Exercise task. From the entries below, copy every line where the string "notes" appears.

[Dataset records]
··········

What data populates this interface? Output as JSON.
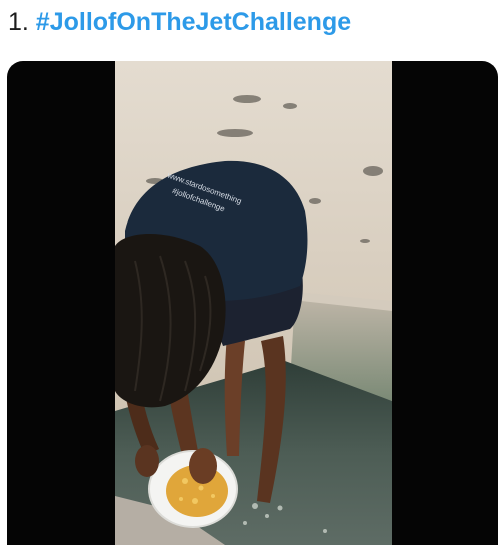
{
  "heading": {
    "number": "1. ",
    "hashtag": "#JollofOnTheJetChallenge"
  },
  "shirt_text": {
    "line1": "www.stardosomething",
    "line2": "#jollofchallenge"
  },
  "colors": {
    "hashtag": "#2d9ae8",
    "letterbox": "#050505",
    "sand": "#d7ccbd",
    "water": "#41504a",
    "shirt": "#1b2a3c"
  }
}
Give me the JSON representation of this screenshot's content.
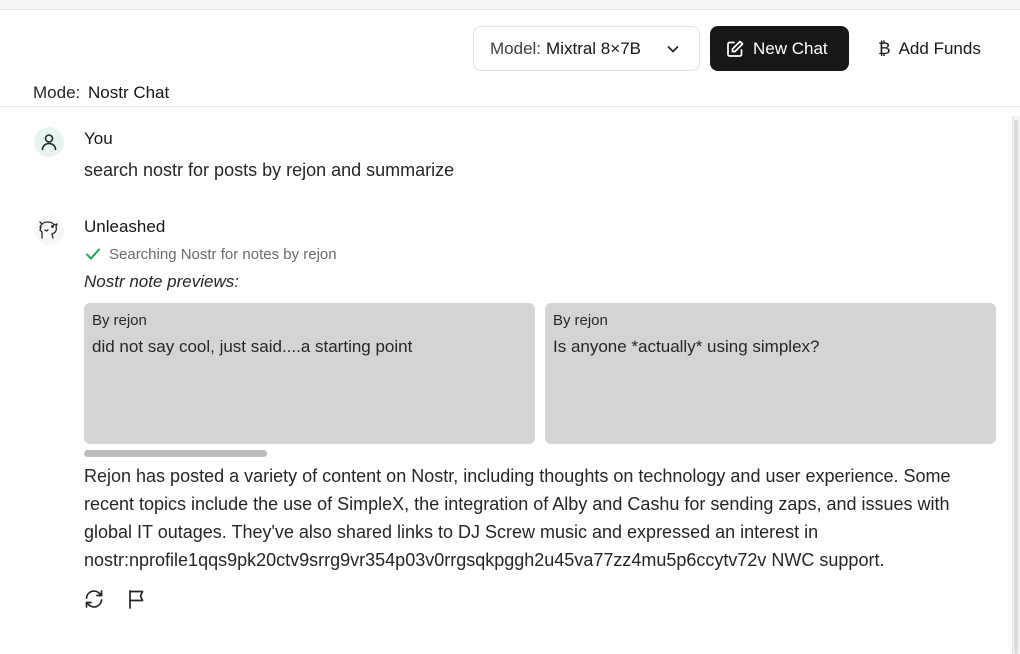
{
  "header": {
    "model_label": "Model:",
    "model_value": "Mixtral 8×7B",
    "new_chat_label": "New Chat",
    "add_funds_label": "Add Funds",
    "add_funds_symbol": "₿",
    "mode_label": "Mode:",
    "mode_value": "Nostr Chat"
  },
  "chat": {
    "user": {
      "name": "You",
      "message": "search nostr for posts by rejon and summarize"
    },
    "assistant": {
      "name": "Unleashed",
      "status": "Searching Nostr for notes by rejon",
      "previews_title": "Nostr note previews:",
      "notes": [
        {
          "by_label": "By",
          "author": "rejon",
          "text": "did not say cool, just said....a starting point"
        },
        {
          "by_label": "By",
          "author": "rejon",
          "text": "Is anyone *actually* using simplex?"
        }
      ],
      "summary": "Rejon has posted a variety of content on Nostr, including thoughts on technology and user experience. Some recent topics include the use of SimpleX, the integration of Alby and Cashu for sending zaps, and issues with global IT outages. They've also shared links to DJ Screw music and expressed an interest in nostr:nprofile1qqs9pk20ctv9srrg9vr354p03v0rrgsqkpggh2u45va77zz4mu5p6ccytv72v NWC support."
    }
  },
  "icons": {
    "chevron": "chevron-down-icon",
    "new_chat": "edit-square-icon",
    "add_funds": "bitcoin-icon",
    "user_avatar": "user-icon",
    "bot_avatar": "bear-logo-icon",
    "status": "check-icon",
    "regenerate": "refresh-icon",
    "report": "flag-icon"
  },
  "colors": {
    "primary_button": "#171717",
    "note_background": "#d4d4d4",
    "status_check": "#22a35a",
    "user_avatar_bg": "#e8f5ee"
  }
}
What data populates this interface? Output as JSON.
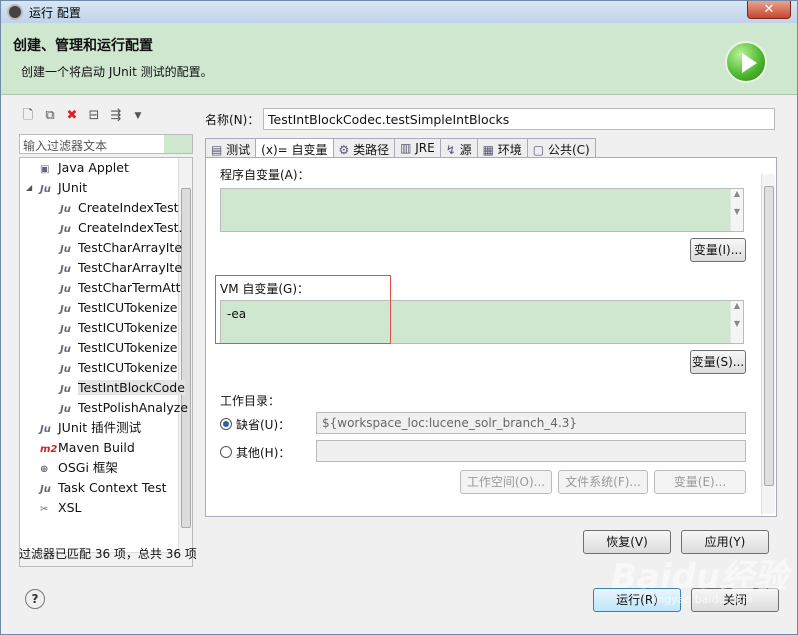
{
  "window": {
    "title": "运行 配置",
    "close": "✕"
  },
  "header": {
    "title": "创建、管理和运行配置",
    "subtitle": "创建一个将启动 JUnit 测试的配置。"
  },
  "left": {
    "filter_placeholder": "输入过滤器文本",
    "tree": [
      {
        "label": "Java Applet",
        "icon": "▣",
        "indent": 0
      },
      {
        "label": "JUnit",
        "icon": "Ju",
        "indent": 0,
        "expander": "◢"
      },
      {
        "label": "CreateIndexTest",
        "icon": "Ju",
        "indent": 1
      },
      {
        "label": "CreateIndexTest.",
        "icon": "Ju",
        "indent": 1
      },
      {
        "label": "TestCharArrayIte",
        "icon": "Ju",
        "indent": 1
      },
      {
        "label": "TestCharArrayIte",
        "icon": "Ju",
        "indent": 1
      },
      {
        "label": "TestCharTermAtt",
        "icon": "Ju",
        "indent": 1
      },
      {
        "label": "TestICUTokenize",
        "icon": "Ju",
        "indent": 1
      },
      {
        "label": "TestICUTokenize",
        "icon": "Ju",
        "indent": 1
      },
      {
        "label": "TestICUTokenize",
        "icon": "Ju",
        "indent": 1
      },
      {
        "label": "TestICUTokenize",
        "icon": "Ju",
        "indent": 1
      },
      {
        "label": "TestIntBlockCode",
        "icon": "Ju",
        "indent": 1,
        "selected": true
      },
      {
        "label": "TestPolishAnalyze",
        "icon": "Ju",
        "indent": 1
      },
      {
        "label": "JUnit 插件测试",
        "icon": "Ju",
        "indent": 0
      },
      {
        "label": "Maven Build",
        "icon": "m2",
        "indent": 0
      },
      {
        "label": "OSGi 框架",
        "icon": "⊕",
        "indent": 0
      },
      {
        "label": "Task Context Test",
        "icon": "Ju",
        "indent": 0
      },
      {
        "label": "XSL",
        "icon": "✂",
        "indent": 0
      }
    ],
    "status": "过滤器已匹配 36 项，总共 36 项"
  },
  "right": {
    "name_label": "名称(N)：",
    "name_value": "TestIntBlockCodec.testSimpleIntBlocks",
    "tabs": [
      {
        "label": "测试",
        "icon": "▤"
      },
      {
        "label": "(x)= 自变量",
        "icon": "",
        "active": true
      },
      {
        "label": "类路径",
        "icon": "⚙"
      },
      {
        "label": "JRE",
        "icon": "▥"
      },
      {
        "label": "源",
        "icon": "↯"
      },
      {
        "label": "环境",
        "icon": "▦"
      },
      {
        "label": "公共(C)",
        "icon": "▢"
      }
    ],
    "program_args_label": "程序自变量(A)：",
    "program_args_value": "",
    "program_vars_button": "变量(I)...",
    "vm_args_label": "VM 自变量(G)：",
    "vm_args_value": "-ea",
    "vm_vars_button": "变量(S)...",
    "workdir_label": "工作目录：",
    "default_label": "缺省(U)：",
    "default_value": "${workspace_loc:lucene_solr_branch_4.3}",
    "other_label": "其他(H)：",
    "workspace_button": "工作空间(O)...",
    "filesystem_button": "文件系统(F)...",
    "variables_button": "变量(E)...",
    "restore_button": "恢复(V)",
    "apply_button": "应用(Y)"
  },
  "footer": {
    "help": "?",
    "run_button": "运行(R)",
    "close_button": "关闭"
  },
  "watermark": {
    "text": "Baidu经验",
    "sub": "jingyan.baidu.com"
  }
}
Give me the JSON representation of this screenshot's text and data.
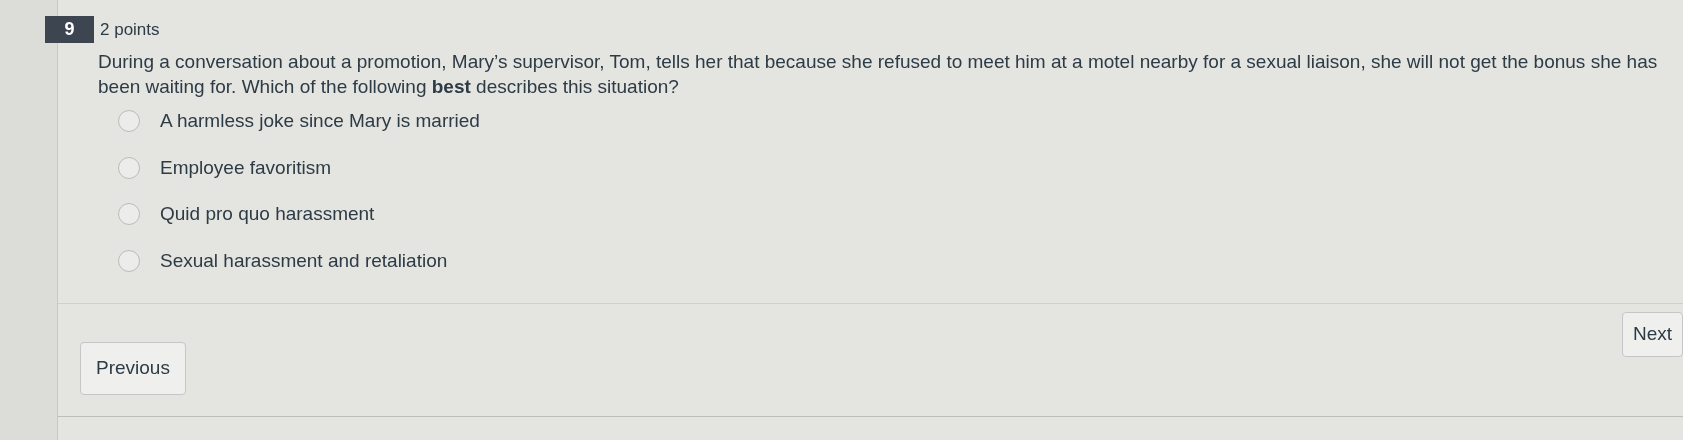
{
  "question": {
    "number": "9",
    "points": "2 points",
    "text": "During a conversation about a promotion, Mary’s supervisor, Tom, tells her that because she refused to meet him at a motel nearby for a sexual liaison, she will not get the bonus she has been waiting for. Which of the following **best** describes this situation?"
  },
  "options": [
    {
      "label": "A harmless joke since Mary is married",
      "selected": false
    },
    {
      "label": "Employee favoritism",
      "selected": false
    },
    {
      "label": "Quid pro quo harassment",
      "selected": false
    },
    {
      "label": "Sexual harassment and retaliation",
      "selected": false
    }
  ],
  "buttons": {
    "next": "Next",
    "previous": "Previous"
  }
}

··········

Output below.
      "status": "Searching Nostr for notes by rejon",
      "notes": [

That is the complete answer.